::: Information provided :::

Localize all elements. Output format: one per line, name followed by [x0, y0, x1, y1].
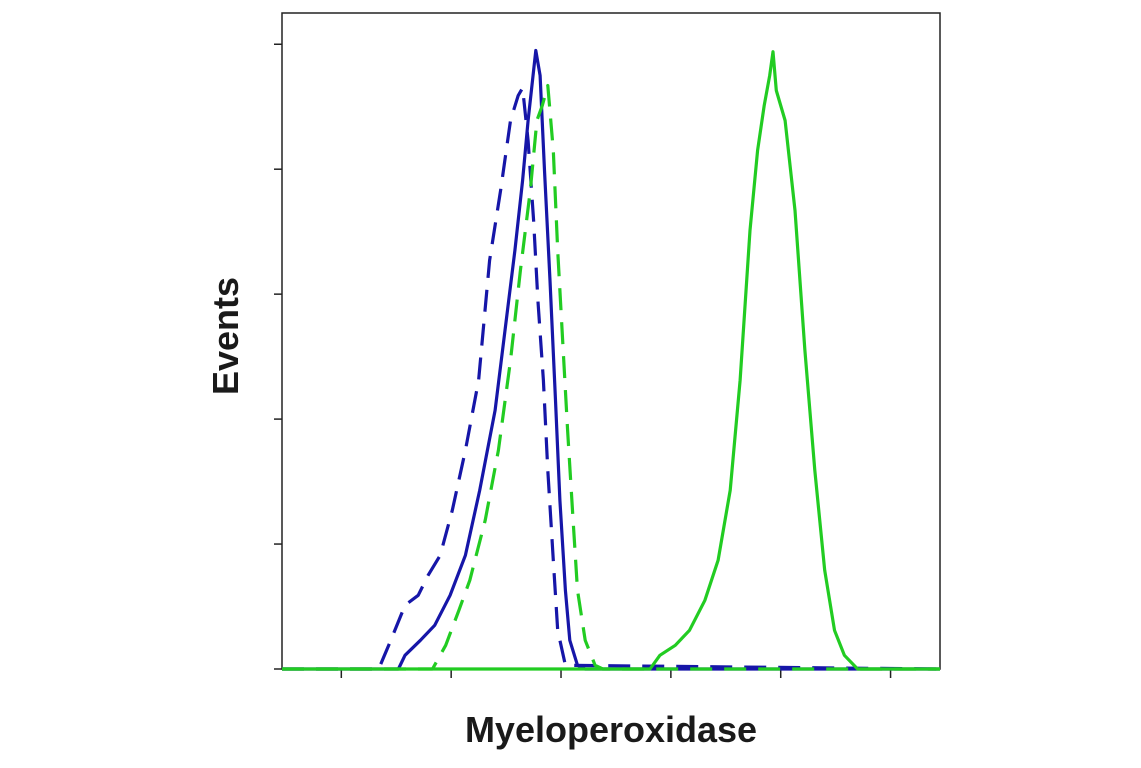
dashed-histogram-line	[282, 83, 940, 671]
x-axis-title: Myeloperoxidase	[465, 709, 757, 750]
y-axis-title: Events	[205, 277, 246, 395]
dashed-histogram-line	[282, 86, 941, 671]
plot-frame	[281, 12, 941, 670]
histogram-line	[282, 50, 940, 671]
histogram-line	[282, 48, 940, 671]
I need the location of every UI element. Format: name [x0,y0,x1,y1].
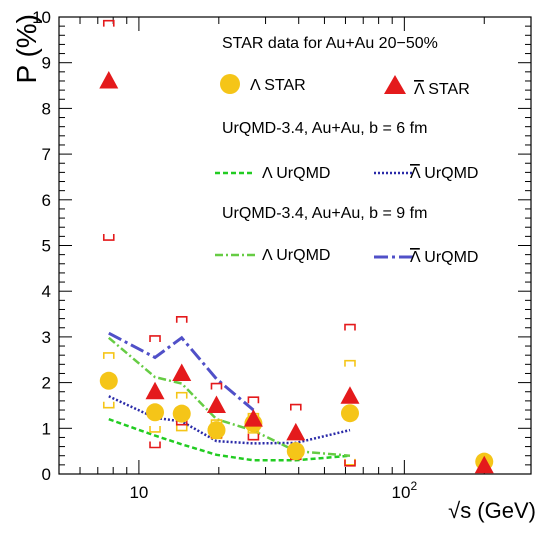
legend-antilambda-urqmd-b6-symbol: Λ [410,165,421,182]
sys-bracket-upper [290,403,302,411]
sys-bracket-upper [210,382,223,390]
sys-bracket-upper [102,19,115,27]
lambda-star-point [286,442,305,461]
axis-ticks [58,16,532,475]
lambda-star-point [99,371,118,390]
x-axis-label: √s (GeV) [448,498,536,523]
sys-bracket-upper [247,396,260,404]
x-tick-label: 102 [392,479,418,502]
y-tick-label: 6 [42,191,51,210]
y-tick-label: 5 [42,237,51,256]
legend-header-b6: UrQMD-3.4, Au+Au, b = 6 fm [222,120,427,137]
legend-lambda-star-marker [220,74,240,94]
sys-bracket-lower [149,441,161,449]
legend-antilambda-star-marker [384,75,406,94]
sys-bracket-upper [344,323,356,331]
legend-antilambda-star-rest: STAR [424,81,470,98]
legend-header-b9: UrQMD-3.4, Au+Au, b = 9 fm [222,205,427,222]
lambda-star-point [207,421,226,440]
y-tick-label: 0 [42,465,51,484]
y-axis-label: P (%) [11,14,42,84]
antilambda-star-point [474,455,494,474]
model-line-dashdot [107,336,351,457]
sys-bracket-lower [102,401,115,409]
data-points [99,70,494,474]
legend-lambda-urqmd-b6: Λ UrQMD [262,165,330,182]
y-tick-label: 1 [42,419,51,438]
sys-bracket-lower [344,459,356,467]
sys-bracket-upper [102,352,115,359]
antilambda-star-point [243,409,263,427]
legend-antilambda-star: Λ STAR [414,81,470,98]
sys-bracket-lower [175,418,188,426]
sys-bracket-lower [175,424,188,432]
legend-lambda-urqmd-b9: Λ UrQMD [262,247,330,264]
sys-bracket-lower [247,433,260,441]
antilambda-star-point [172,363,192,381]
sys-bracket-upper [344,359,356,367]
sys-bracket-upper [149,335,161,342]
antilambda-star-point [286,422,306,441]
lambda-star-point [172,404,191,423]
legend: STAR data for Au+Au 20−50% Λ STAR Λ STAR… [215,35,478,266]
legend-antilambda-urqmd-b9: Λ UrQMD [410,249,478,266]
x-tick-label-base: 10 [129,483,148,502]
x-tick-label-base: 10 [392,483,411,502]
legend-antilambda-star-symbol: Λ [414,81,425,98]
legend-antilambda-urqmd-b6-rest: UrQMD [420,165,479,182]
y-tick-label: 9 [42,54,51,73]
model-line-longdash [108,331,255,412]
legend-lambda-star: Λ STAR [250,77,306,94]
antilambda-star-point [145,381,165,400]
sys-bracket-lower [149,425,161,433]
legend-antilambda-urqmd-b6: Λ UrQMD [410,165,478,182]
y-tick-label: 4 [42,282,51,301]
antilambda-star-point [206,395,226,413]
y-tick-label: 8 [42,99,51,118]
y-tick-label: 10 [32,8,51,27]
legend-antilambda-urqmd-b9-rest: UrQMD [420,249,479,266]
y-tick-label: 3 [42,328,51,347]
x-tick-label: 10 [129,483,148,502]
y-tick-label: 7 [42,145,51,164]
y-tick-label: 2 [42,374,51,393]
antilambda-star-point [340,386,360,404]
sys-bracket-upper [175,315,188,323]
legend-antilambda-urqmd-b9-symbol: Λ [410,249,421,266]
x-tick-label-exponent: 2 [410,479,417,493]
sys-bracket-upper [175,391,188,399]
lambda-star-point [340,404,359,423]
model-line-dashed [108,418,351,462]
sys-bracket-lower [102,234,115,241]
antilambda-star-point [99,70,119,89]
legend-header-star: STAR data for Au+Au 20−50% [222,35,438,52]
lambda-star-point [146,403,165,422]
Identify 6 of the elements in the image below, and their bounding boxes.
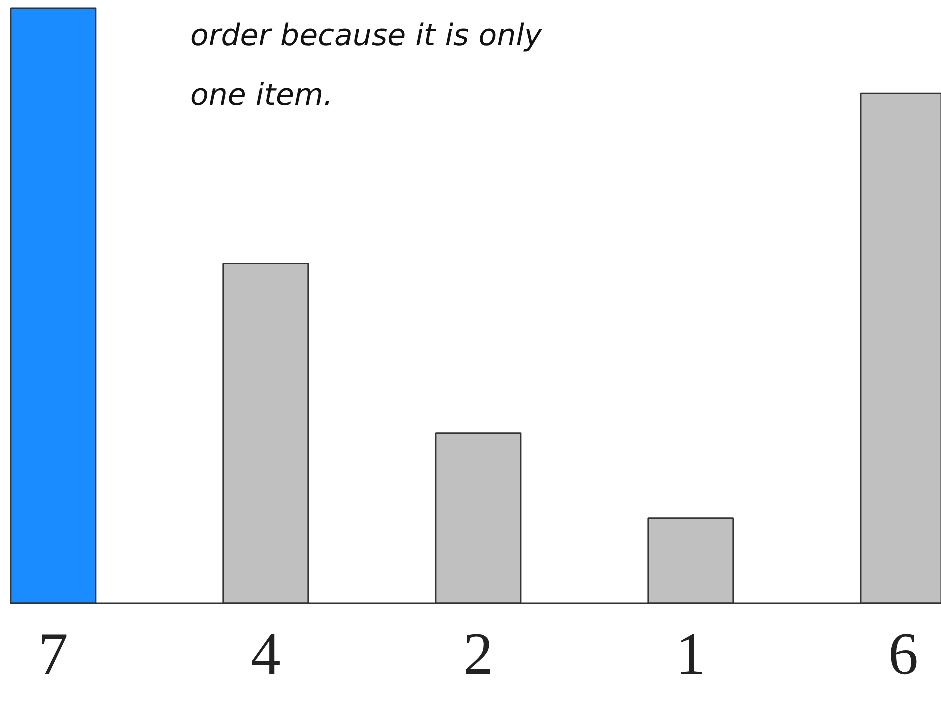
annotation: order because it is only one item.	[190, 18, 544, 113]
x-tick-label: 7	[38, 621, 68, 688]
x-tick-label: 4	[250, 621, 281, 688]
x-tick-label: 2	[463, 621, 494, 688]
x-tick-label: 6	[888, 621, 918, 688]
x-tick-label: 1	[676, 621, 706, 688]
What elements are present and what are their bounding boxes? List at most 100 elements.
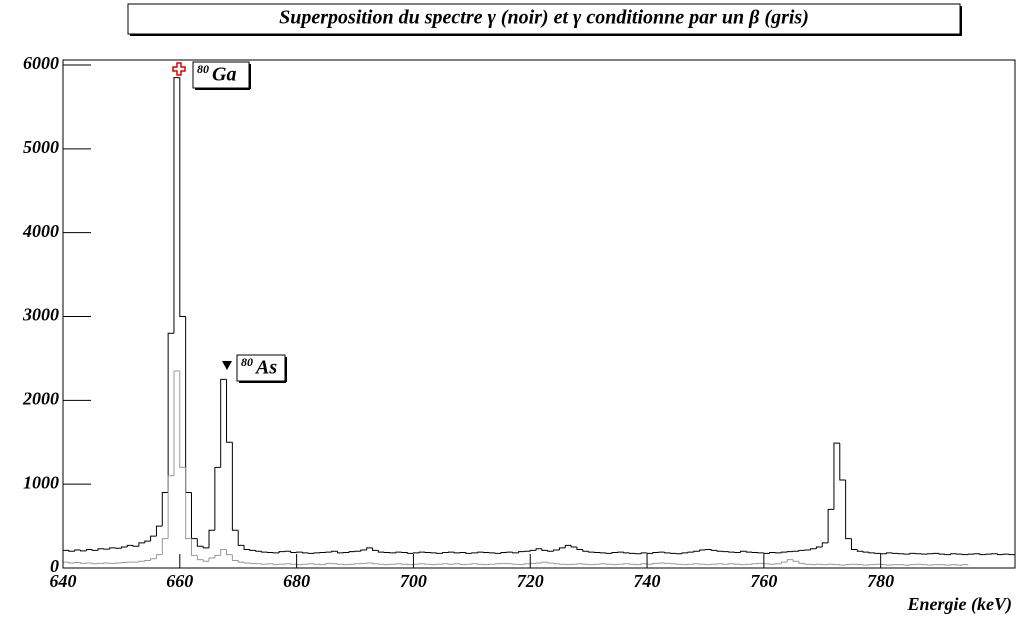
histogram-step <box>407 552 414 554</box>
histogram-step <box>529 549 537 552</box>
title-box <box>127 3 961 35</box>
x-tick-label: 760 <box>750 571 777 591</box>
histogram-step <box>827 508 834 543</box>
plot-frame <box>62 59 1016 569</box>
histogram-step <box>453 552 461 554</box>
peak-marker <box>172 62 186 76</box>
histogram-step <box>179 371 186 468</box>
histogram-step <box>769 551 776 554</box>
histogram-step <box>301 552 309 554</box>
y-tick-label: 0 <box>50 556 59 576</box>
histogram-step <box>144 540 151 543</box>
histogram-step <box>360 549 367 552</box>
histogram-step <box>372 562 379 565</box>
histogram-step <box>185 467 192 540</box>
histogram-step <box>611 551 618 554</box>
x-tick-label: 780 <box>867 571 894 591</box>
histogram-step <box>938 553 945 555</box>
histogram-step <box>144 559 151 562</box>
histogram-step <box>97 548 104 551</box>
y-tick-label: 1000 <box>23 472 59 492</box>
histogram-step <box>348 551 356 553</box>
histogram-step <box>372 547 379 551</box>
histogram-step <box>996 553 1004 556</box>
histogram-step <box>640 552 648 554</box>
histogram-step <box>909 552 916 555</box>
histogram-step <box>62 561 69 568</box>
histogram-step <box>792 559 799 562</box>
histogram-step <box>161 492 169 527</box>
histogram-step <box>80 562 87 564</box>
annotation-text: Ga <box>212 64 236 86</box>
histogram-step <box>798 549 805 552</box>
histogram-step <box>623 552 630 554</box>
histogram-step <box>150 535 157 542</box>
annotation-box <box>236 354 286 382</box>
histogram-step <box>500 551 507 554</box>
histogram-step <box>582 549 589 552</box>
histogram-step <box>652 562 659 565</box>
histogram-step <box>231 554 239 561</box>
peak-marker <box>222 361 232 370</box>
histogram-step <box>739 550 747 553</box>
histogram-step <box>570 545 577 548</box>
chart-title: Superposition du spectre γ (noir) et γ c… <box>279 7 809 29</box>
histogram-step <box>366 547 373 550</box>
histogram-step <box>798 561 805 564</box>
histogram-step <box>272 563 280 566</box>
histogram-step <box>716 550 723 552</box>
histogram-step <box>214 554 221 558</box>
histogram-step <box>138 542 145 547</box>
histogram-step <box>173 370 180 476</box>
histogram-step <box>196 555 204 561</box>
histogram-step <box>138 560 145 563</box>
y-tick-label: 6000 <box>23 53 59 73</box>
histogram-step <box>862 551 869 553</box>
histogram-step <box>558 547 566 550</box>
histogram-step <box>576 547 583 551</box>
histogram-step <box>518 551 525 553</box>
annotation-text: As <box>254 357 277 379</box>
histogram-step <box>220 549 227 556</box>
histogram-step <box>693 550 700 553</box>
histogram-step <box>780 551 788 553</box>
histogram-step <box>331 550 338 553</box>
histogram-step <box>856 549 864 552</box>
histogram-step <box>804 563 811 565</box>
histogram-step <box>564 544 572 548</box>
histogram-step <box>868 552 875 554</box>
histogram-step <box>85 549 93 551</box>
histogram-step <box>541 548 548 551</box>
histogram-step <box>664 552 671 554</box>
histogram-step <box>214 466 221 531</box>
histogram-step <box>652 551 659 554</box>
histogram-step <box>243 545 250 551</box>
annotation-superscript: 80 <box>241 355 253 369</box>
histogram-step <box>395 551 402 553</box>
histogram-step <box>681 552 688 554</box>
histogram-step <box>553 549 560 552</box>
histogram-step <box>190 538 198 556</box>
histogram-step <box>109 547 116 550</box>
histogram-step <box>290 551 297 553</box>
x-tick-label: 740 <box>634 571 661 591</box>
histogram-step <box>786 559 794 563</box>
x-tick-label: 640 <box>50 571 77 591</box>
histogram-step <box>208 557 215 562</box>
x-tick-label: 700 <box>400 571 427 591</box>
histogram-step <box>523 563 531 565</box>
histogram-step <box>161 538 169 555</box>
histogram-step <box>687 551 694 553</box>
histogram-step <box>541 561 548 563</box>
histogram-step <box>202 559 210 562</box>
x-axis-label: Energie (keV) <box>907 594 1012 615</box>
y-tick-label: 5000 <box>23 137 59 157</box>
histogram-step <box>512 552 519 554</box>
histogram-step <box>202 546 210 549</box>
histogram-step <box>243 562 250 564</box>
histogram-step <box>547 550 554 552</box>
histogram-step <box>173 77 180 334</box>
histogram-step <box>68 550 75 552</box>
histogram-step <box>155 554 163 559</box>
histogram-step <box>699 549 706 552</box>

:::

What you have to do
Copy the items from the start of the records through the line containing "I need the location", inclusive, swapping "plot-frame" for "chart-border" and changing nothing else. Leave the pictures out.

Answer to the exercise
Localize all elements. Output format: one per line, name followed by [x0, y0, x1, y1].
dashed-histogram-line	[282, 83, 940, 671]
x-axis-title: Myeloperoxidase	[465, 709, 757, 750]
y-axis-title: Events	[205, 277, 246, 395]
dashed-histogram-line	[282, 86, 941, 671]
chart-border	[281, 12, 941, 670]
histogram-line	[282, 50, 940, 671]
histogram-line	[282, 48, 940, 671]
I need the location of every UI element. Format: name [x0,y0,x1,y1].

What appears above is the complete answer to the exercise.